Aim: Look through the data for the string "name". Copy every line where it is found.

Available records:
****************************************

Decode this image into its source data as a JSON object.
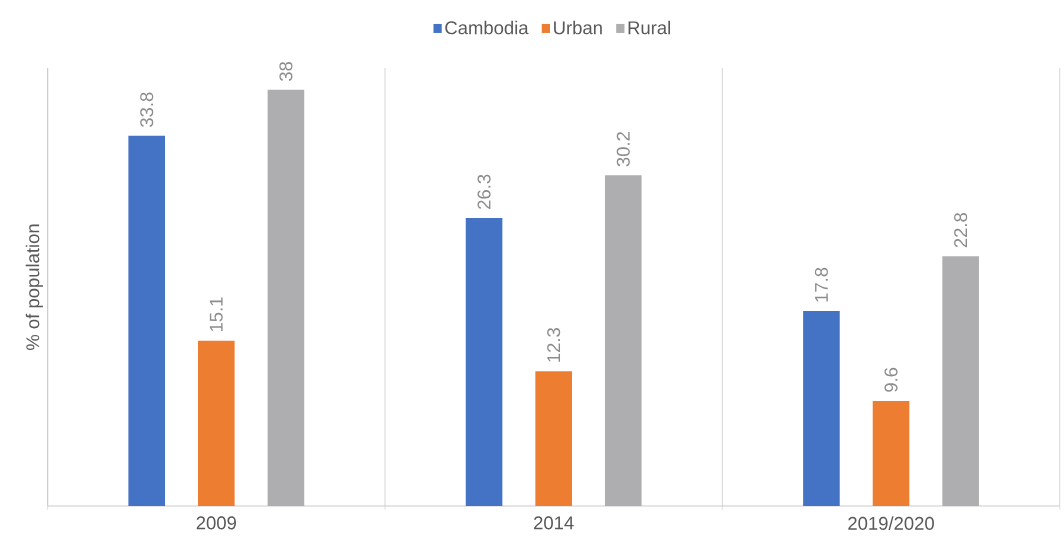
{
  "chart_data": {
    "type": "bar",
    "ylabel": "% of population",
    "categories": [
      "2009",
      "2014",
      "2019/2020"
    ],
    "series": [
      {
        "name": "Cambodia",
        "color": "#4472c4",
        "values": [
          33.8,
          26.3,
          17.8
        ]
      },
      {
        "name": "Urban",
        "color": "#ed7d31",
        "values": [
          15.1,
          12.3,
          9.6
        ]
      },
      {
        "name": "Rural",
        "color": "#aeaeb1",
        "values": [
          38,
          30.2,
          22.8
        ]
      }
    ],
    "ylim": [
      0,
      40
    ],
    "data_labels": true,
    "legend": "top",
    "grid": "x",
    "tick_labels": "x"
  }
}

****************************************

Task answer:
        "name": "Cambodia",
        "name": "Urban",
        "name": "Rural",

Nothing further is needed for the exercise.